### EXCERPTED DATA ###
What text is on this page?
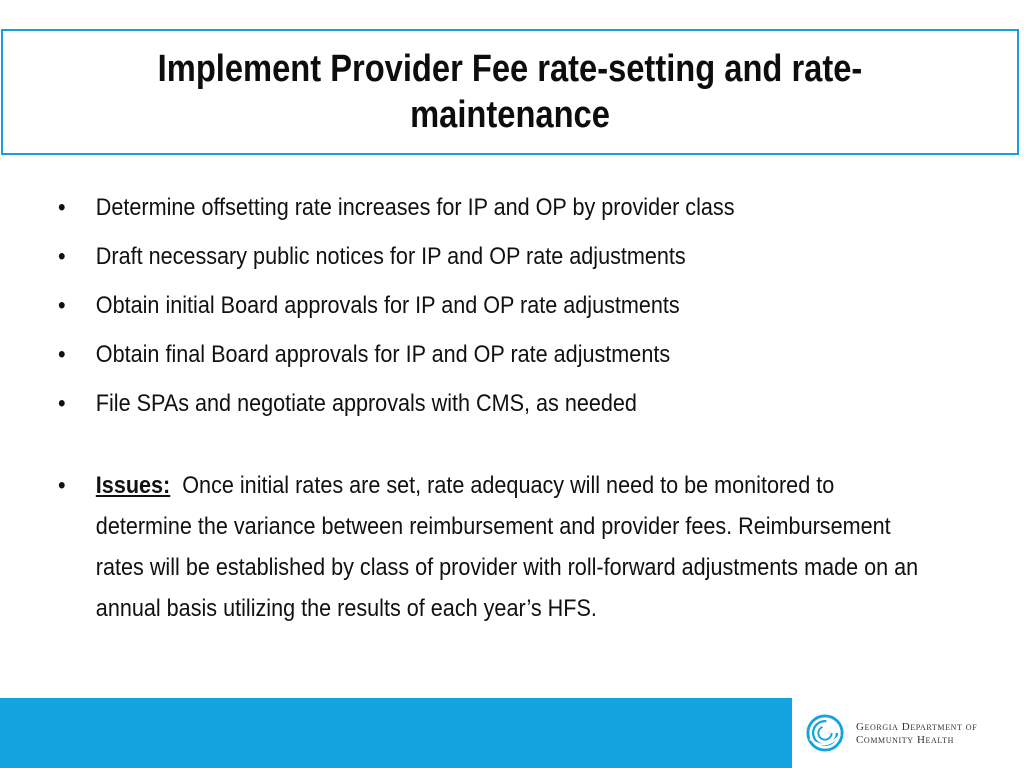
Implement Provider Fee rate-setting and rate-
maintenance
• Determine offsetting rate increases for IP and OP by provider class
• Draft necessary public notices for IP and OP rate adjustments
• Obtain initial Board approvals for IP and OP rate adjustments
• Obtain final Board approvals for IP and OP rate adjustments
• File SPAs and negotiate approvals with CMS, as needed
• Issues: Once initial rates are set, rate adequacy will need to be monitored to determine the variance between reimbursement and provider fees. Reimbursement rates will be established by class of provider with roll-forward adjustments made on an annual basis utilizing the results of each year’s HFS.
Georgia Department of
Community Health
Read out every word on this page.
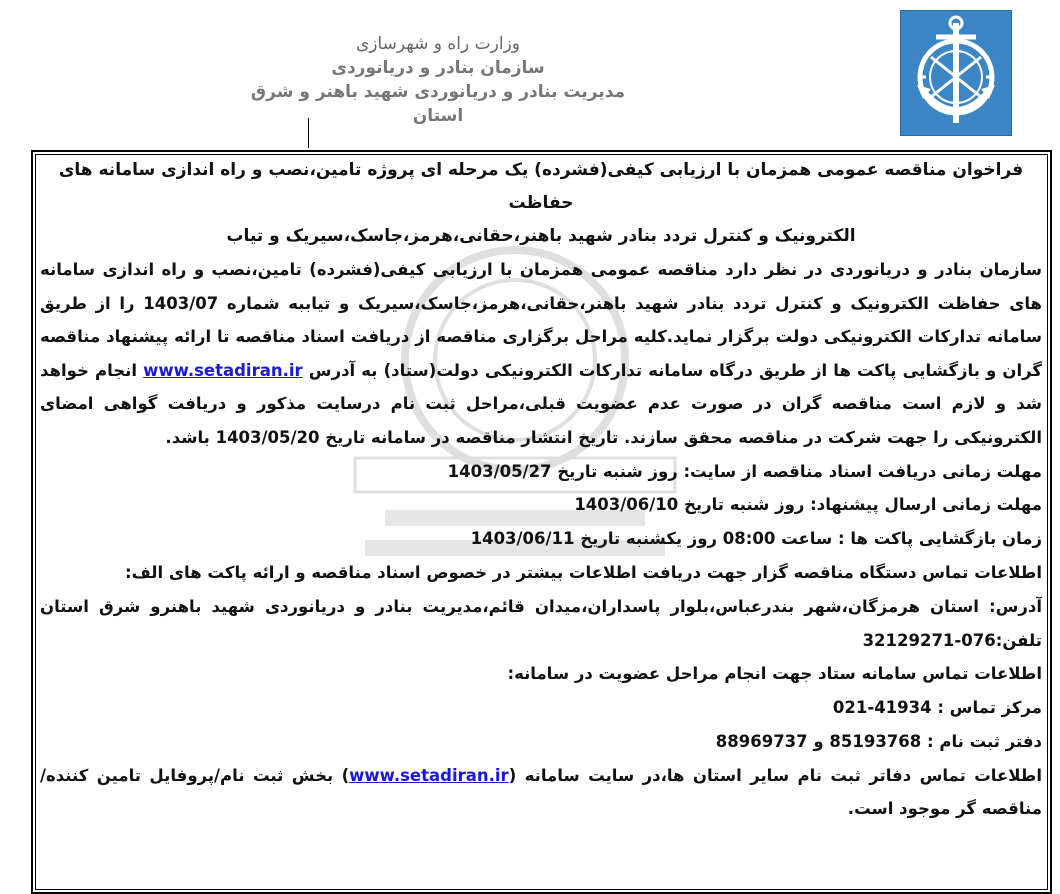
وزارت راه و شهرسازی
سازمان بنادر و دریانوردی
مدیریت بنادر و دریانوردی شهید باهنر و شرق استان

فراخوان مناقصه عمومی همزمان با ارزیابی کیفی(فشرده) یک مرحله ای پروژه تامین،نصب و راه اندازی سامانه های حفاظت

الکترونیک و کنترل تردد بنادر شهید باهنر،حقانی،هرمز،جاسک،سیریک و تیاب

سازمان بنادر و دریانوردی در نظر دارد مناقصه عمومی همزمان با ارزیابی کیفی(فشرده) تامین،نصب و راه اندازی سامانه های حفاظت الکترونیک و کنترل تردد بنادر شهید باهنر،حقانی،هرمز،جاسک،سیریک و تیاببه شماره 1403/07 را از طریق سامانه تدارکات الکترونیکی دولت برگزار نماید.کلیه مراحل برگزاری مناقصه از دریافت اسناد مناقصه تا ارائه پیشنهاد مناقصه گران و بازگشایی پاکت ها از طریق درگاه سامانه تدارکات الکترونیکی دولت(ستاد) به آدرس www.setadiran.ir انجام خواهد شد و لازم است مناقصه گران در صورت عدم عضویت قبلی،مراحل ثبت نام درسایت مذکور و دریافت گواهی امضای الکترونیکی را جهت شرکت در مناقصه محقق سازند. تاریخ انتشار مناقصه در سامانه تاریخ 1403/05/20 باشد.

مهلت زمانی دریافت اسناد مناقصه از سایت: روز شنبه تاریخ 1403/05/27

مهلت زمانی ارسال پیشنهاد: روز شنبه تاریخ 1403/06/10

زمان بازگشایی پاکت ها : ساعت 08:00 روز یکشنبه تاریخ 1403/06/11

اطلاعات تماس دستگاه مناقصه گزار جهت دریافت اطلاعات بیشتر در خصوص اسناد مناقصه و ارائه پاکت های الف:

آدرس: استان هرمزگان،شهر بندرعباس،بلوار پاسداران،میدان قائم،مدیریت بنادر و دریانوردی شهید باهنرو شرق استان

تلفن:076-32129271

اطلاعات تماس سامانه ستاد جهت انجام مراحل عضویت در سامانه:

مرکز تماس : 41934-021

دفتر ثبت نام : 85193768 و 88969737

اطلاعات تماس دفاتر ثبت نام سایر استان ها،در سایت سامانه (www.setadiran.ir) بخش ثبت نام/پروفایل تامین کننده/مناقصه گر موجود است.
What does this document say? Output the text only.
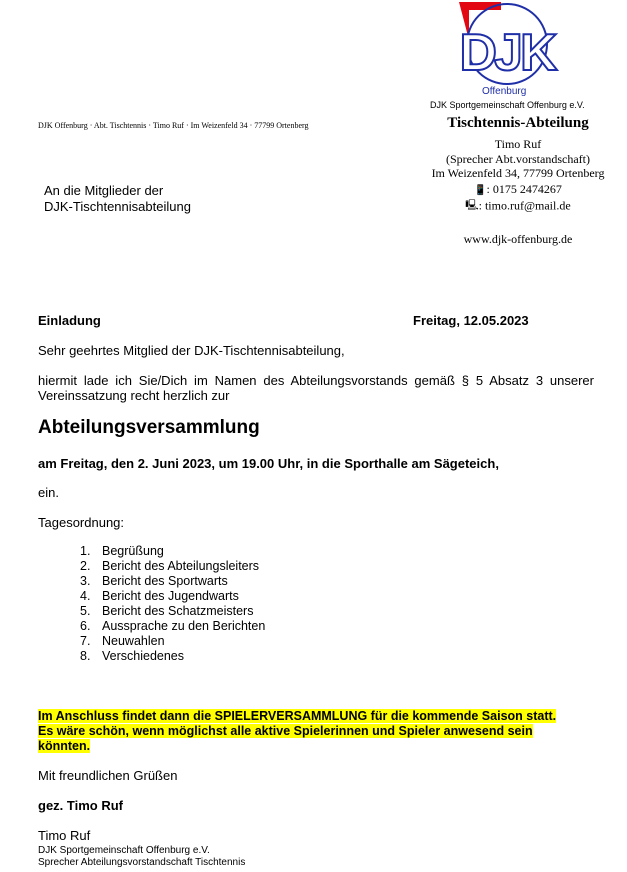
DJK
Offenburg
DJK Sportgemeinschaft Offenburg e.V.
DJK Offenburg · Abt. Tischtennis · Timo Ruf · Im Weizenfeld 34 · 77799 Ortenberg	Tischtennis-Abteilung
Timo Ruf
(Sprecher Abt.vorstandschaft)
Im Weizenfeld 34, 77799 Ortenberg
📱: 0175 2474267
🖳: timo.ruf@mail.de
www.djk-offenburg.de
An die Mitglieder der
DJK-Tischtennisabteilung
Einladung	Freitag, 12.05.2023
Sehr geehrtes Mitglied der DJK-Tischtennisabteilung,
hiermit lade ich Sie/Dich im Namen des Abteilungsvorstands gemäß § 5 Absatz 3 unserer
Vereinssatzung recht herzlich zur
Abteilungsversammlung
am Freitag, den 2. Juni 2023, um 19.00 Uhr, in die Sporthalle am Sägeteich,
ein.
Tagesordnung:
1. Begrüßung
2. Bericht des Abteilungsleiters
3. Bericht des Sportwarts
4. Bericht des Jugendwarts
5. Bericht des Schatzmeisters
6. Aussprache zu den Berichten
7. Neuwahlen
8. Verschiedenes
Im Anschluss findet dann die SPIELERVERSAMMLUNG für die kommende Saison statt.
Es wäre schön, wenn möglichst alle aktive Spielerinnen und Spieler anwesend sein
könnten.
Mit freundlichen Grüßen
gez. Timo Ruf
Timo Ruf
DJK Sportgemeinschaft Offenburg e.V.
Sprecher Abteilungsvorstandschaft Tischtennis
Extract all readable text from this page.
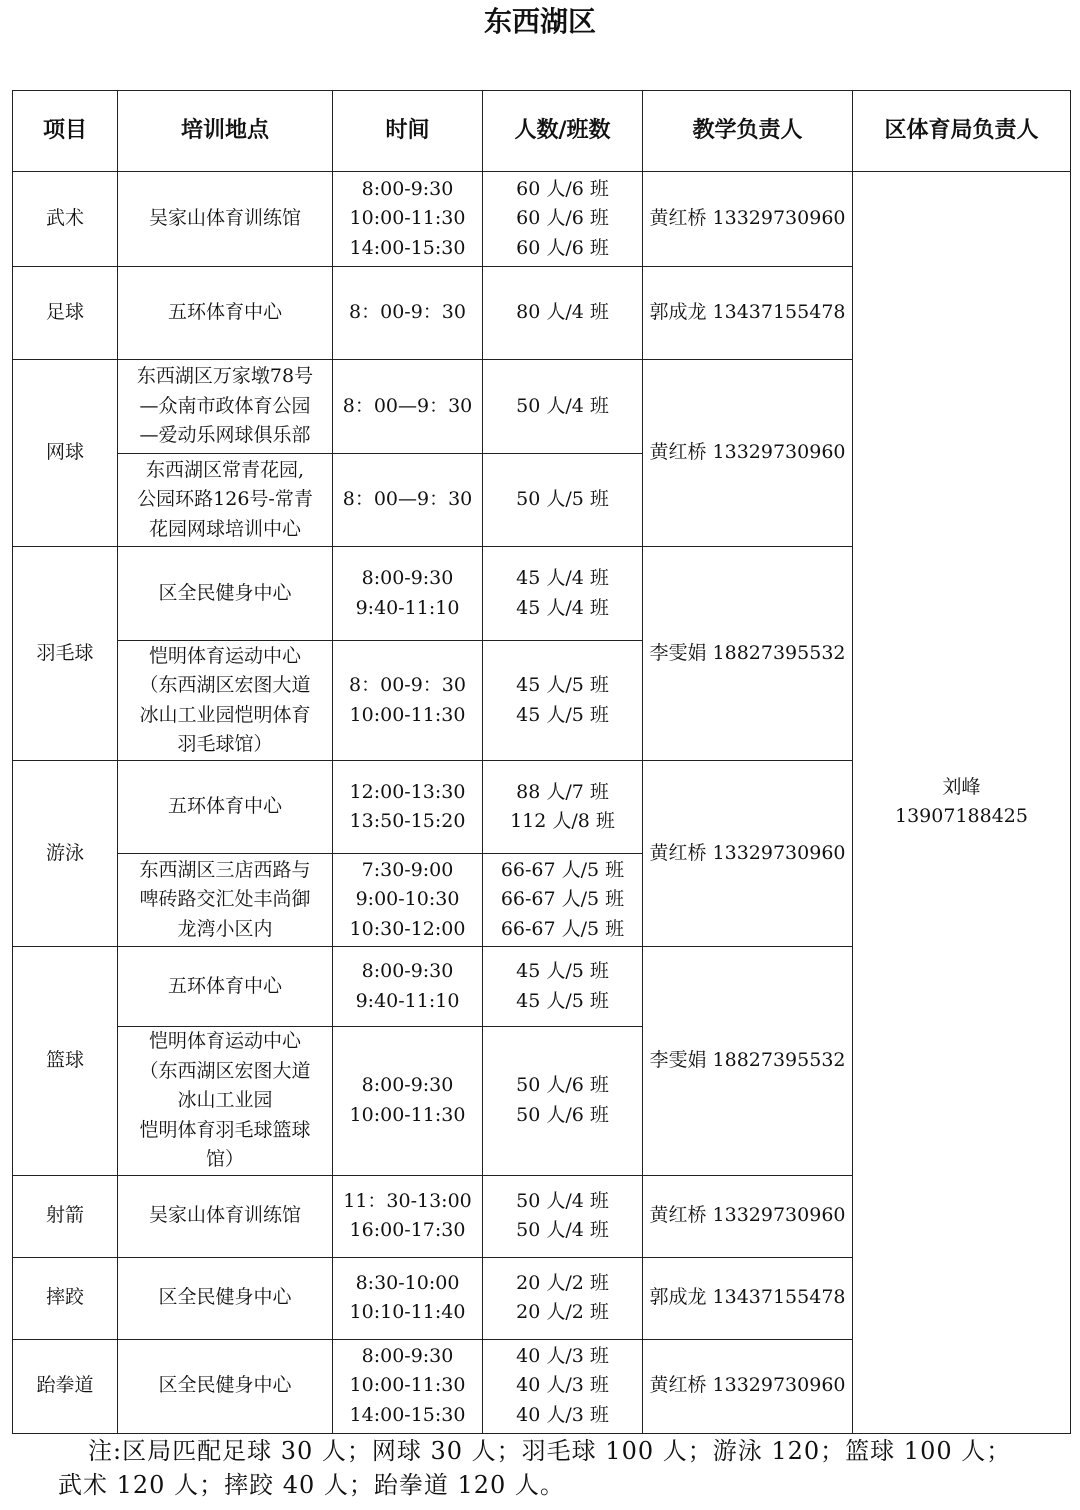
东西湖区
项目	培训地点	时间	人数/班数	教学负责人	区体育局负责人
武术	吴家山体育训练馆	8:00-9:30
10:00-11:30
14:00-15:30	60 人/6 班
60 人/6 班
60 人/6 班	黄红桥 13329730960	刘峰
13907188425

足球	五环体育中心	8：00-9：30	80 人/4 班	郭成龙 13437155478	
网球	东西湖区万家墩78号
—众南市政体育公园
—爱动乐网球俱乐部	8：00—9：30	50 人/4 班	黄红桥 13329730960	

	东西湖区常青花园,
公园环路126号-常青
花园网球培训中心	8：00—9：30	50 人/5 班		
羽毛球	区全民健身中心	8:00-9:30
9:40-11:10	45 人/4 班
45 人/4 班	李雯娟 18827395532	

	恺明体育运动中心
（东西湖区宏图大道
冰山工业园恺明体育
羽毛球馆）	8：00-9：30
10:00-11:30	45 人/5 班
45 人/5 班		

游泳	五环体育中心	12:00-13:30
13:50-15:20	88 人/7 班
112 人/8 班	黄红桥 13329730960	

	东西湖区三店西路与
啤砖路交汇处丰尚御
龙湾小区内	7:30-9:00
9:00-10:30
10:30-12:00	66-67 人/5 班
66-67 人/5 班
66-67 人/5 班		

篮球	五环体育中心	8:00-9:30
9:40-11:10	45 人/5 班
45 人/5 班	李雯娟 18827395532	

	恺明体育运动中心
（东西湖区宏图大道
冰山工业园
恺明体育羽毛球篮球
馆）	8:00-9:30
10:00-11:30	50 人/6 班
50 人/6 班		

射箭	吴家山体育训练馆	11：30-13:00
16:00-17:30	50 人/4 班
50 人/4 班	黄红桥 13329730960	
摔跤	区全民健身中心	8:30-10:00
10:10-11:40	20 人/2 班
20 人/2 班	郭成龙 13437155478	
跆拳道	区全民健身中心	8:00-9:30
10:00-11:30
14:00-15:30	40 人/3 班
40 人/3 班
40 人/3 班	黄红桥 13329730960	
注:区局匹配足球 30 人；网球 30 人；羽毛球 100 人；游泳 120；篮球 100 人；
武术 120 人；摔跤 40 人；跆拳道 120 人。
###
Ignore the images and quote every line of the listing exactly.

ANSWER BELOW =
What text is on this page?
Implement Provider Fee rate-setting and rate-
maintenance
• Determine offsetting rate increases for IP and OP by provider class
• Draft necessary public notices for IP and OP rate adjustments
• Obtain initial Board approvals for IP and OP rate adjustments
• Obtain final Board approvals for IP and OP rate adjustments
• File SPAs and negotiate approvals with CMS, as needed
• Issues: Once initial rates are set, rate adequacy will need to be monitored to determine the variance between reimbursement and provider fees. Reimbursement rates will be established by class of provider with roll-forward adjustments made on an annual basis utilizing the results of each year’s HFS.
Georgia Department of
Community Health
Read out every word on this page.
وزارت راه و شهرسازی
سازمان بنادر و دریانوردی
مدیریت بنادر و دریانوردی شهید باهنر و شرق استان

فراخوان مناقصه عمومی همزمان با ارزیابی کیفی(فشرده) یک مرحله ای پروژه تامین،نصب و راه اندازی سامانه های حفاظت

الکترونیک و کنترل تردد بنادر شهید باهنر،حقانی،هرمز،جاسک،سیریک و تیاب

سازمان بنادر و دریانوردی در نظر دارد مناقصه عمومی همزمان با ارزیابی کیفی(فشرده) تامین،نصب و راه اندازی سامانه های حفاظت الکترونیک و کنترل تردد بنادر شهید باهنر،حقانی،هرمز،جاسک،سیریک و تیاببه شماره 1403/07 را از طریق سامانه تدارکات الکترونیکی دولت برگزار نماید.کلیه مراحل برگزاری مناقصه از دریافت اسناد مناقصه تا ارائه پیشنهاد مناقصه گران و بازگشایی پاکت ها از طریق درگاه سامانه تدارکات الکترونیکی دولت(ستاد) به آدرس www.setadiran.ir انجام خواهد شد و لازم است مناقصه گران در صورت عدم عضویت قبلی،مراحل ثبت نام درسایت مذکور و دریافت گواهی امضای الکترونیکی را جهت شرکت در مناقصه محقق سازند. تاریخ انتشار مناقصه در سامانه تاریخ 1403/05/20 باشد.

مهلت زمانی دریافت اسناد مناقصه از سایت: روز شنبه تاریخ 1403/05/27

مهلت زمانی ارسال پیشنهاد: روز شنبه تاریخ 1403/06/10

زمان بازگشایی پاکت ها : ساعت 08:00 روز یکشنبه تاریخ 1403/06/11

اطلاعات تماس دستگاه مناقصه گزار جهت دریافت اطلاعات بیشتر در خصوص اسناد مناقصه و ارائه پاکت های الف:

آدرس: استان هرمزگان،شهر بندرعباس،بلوار پاسداران،میدان قائم،مدیریت بنادر و دریانوردی شهید باهنرو شرق استان

تلفن:076-32129271

اطلاعات تماس سامانه ستاد جهت انجام مراحل عضویت در سامانه:

مرکز تماس : 41934-021

دفتر ثبت نام : 85193768 و 88969737

اطلاعات تماس دفاتر ثبت نام سایر استان ها،در سایت سامانه (www.setadiran.ir) بخش ثبت نام/پروفایل تامین کننده/مناقصه گر موجود است.
What does this document say? Output the text only.
DJK
Offenburg
DJK Sportgemeinschaft Offenburg e.V.
DJK Offenburg · Abt. Tischtennis · Timo Ruf · Im Weizenfeld 34 · 77799 Ortenberg	Tischtennis-Abteilung
Timo Ruf
(Sprecher Abt.vorstandschaft)
Im Weizenfeld 34, 77799 Ortenberg
📱: 0175 2474267
🖳: timo.ruf@mail.de
www.djk-offenburg.de
An die Mitglieder der
DJK-Tischtennisabteilung
Einladung	Freitag, 12.05.2023
Sehr geehrtes Mitglied der DJK-Tischtennisabteilung,
hiermit lade ich Sie/Dich im Namen des Abteilungsvorstands gemäß § 5 Absatz 3 unserer
Vereinssatzung recht herzlich zur
Abteilungsversammlung
am Freitag, den 2. Juni 2023, um 19.00 Uhr, in die Sporthalle am Sägeteich,
ein.
Tagesordnung:
1. Begrüßung
2. Bericht des Abteilungsleiters
3. Bericht des Sportwarts
4. Bericht des Jugendwarts
5. Bericht des Schatzmeisters
6. Aussprache zu den Berichten
7. Neuwahlen
8. Verschiedenes
Im Anschluss findet dann die SPIELERVERSAMMLUNG für die kommende Saison statt.
Es wäre schön, wenn möglichst alle aktive Spielerinnen und Spieler anwesend sein
könnten.
Mit freundlichen Grüßen
gez. Timo Ruf
Timo Ruf
DJK Sportgemeinschaft Offenburg e.V.
Sprecher Abteilungsvorstandschaft Tischtennis
Extract all readable text from this page.
东西湖区
项目	培训地点	时间	人数/班数	教学负责人	区体育局负责人
武术	吴家山体育训练馆	8:00-9:30
10:00-11:30
14:00-15:30	60 人/6 班
60 人/6 班
60 人/6 班	黄红桥 13329730960	刘峰
13907188425

足球	五环体育中心	8：00-9：30	80 人/4 班	郭成龙 13437155478	
网球	东西湖区万家墩78号
—众南市政体育公园
—爱动乐网球俱乐部	8：00—9：30	50 人/4 班	黄红桥 13329730960	

	东西湖区常青花园,
公园环路126号-常青
花园网球培训中心	8：00—9：30	50 人/5 班		
羽毛球	区全民健身中心	8:00-9:30
9:40-11:10	45 人/4 班
45 人/4 班	李雯娟 18827395532	

	恺明体育运动中心
（东西湖区宏图大道
冰山工业园恺明体育
羽毛球馆）	8：00-9：30
10:00-11:30	45 人/5 班
45 人/5 班		

游泳	五环体育中心	12:00-13:30
13:50-15:20	88 人/7 班
112 人/8 班	黄红桥 13329730960	

	东西湖区三店西路与
啤砖路交汇处丰尚御
龙湾小区内	7:30-9:00
9:00-10:30
10:30-12:00	66-67 人/5 班
66-67 人/5 班
66-67 人/5 班		

篮球	五环体育中心	8:00-9:30
9:40-11:10	45 人/5 班
45 人/5 班	李雯娟 18827395532	

	恺明体育运动中心
（东西湖区宏图大道
冰山工业园
恺明体育羽毛球篮球
馆）	8:00-9:30
10:00-11:30	50 人/6 班
50 人/6 班		

射箭	吴家山体育训练馆	11：30-13:00
16:00-17:30	50 人/4 班
50 人/4 班	黄红桥 13329730960	
摔跤	区全民健身中心	8:30-10:00
10:10-11:40	20 人/2 班
20 人/2 班	郭成龙 13437155478	
跆拳道	区全民健身中心	8:00-9:30
10:00-11:30
14:00-15:30	40 人/3 班
40 人/3 班
40 人/3 班	黄红桥 13329730960	
注:区局匹配足球 30 人；网球 30 人；羽毛球 100 人；游泳 120；篮球 100 人；
武术 120 人；摔跤 40 人；跆拳道 120 人。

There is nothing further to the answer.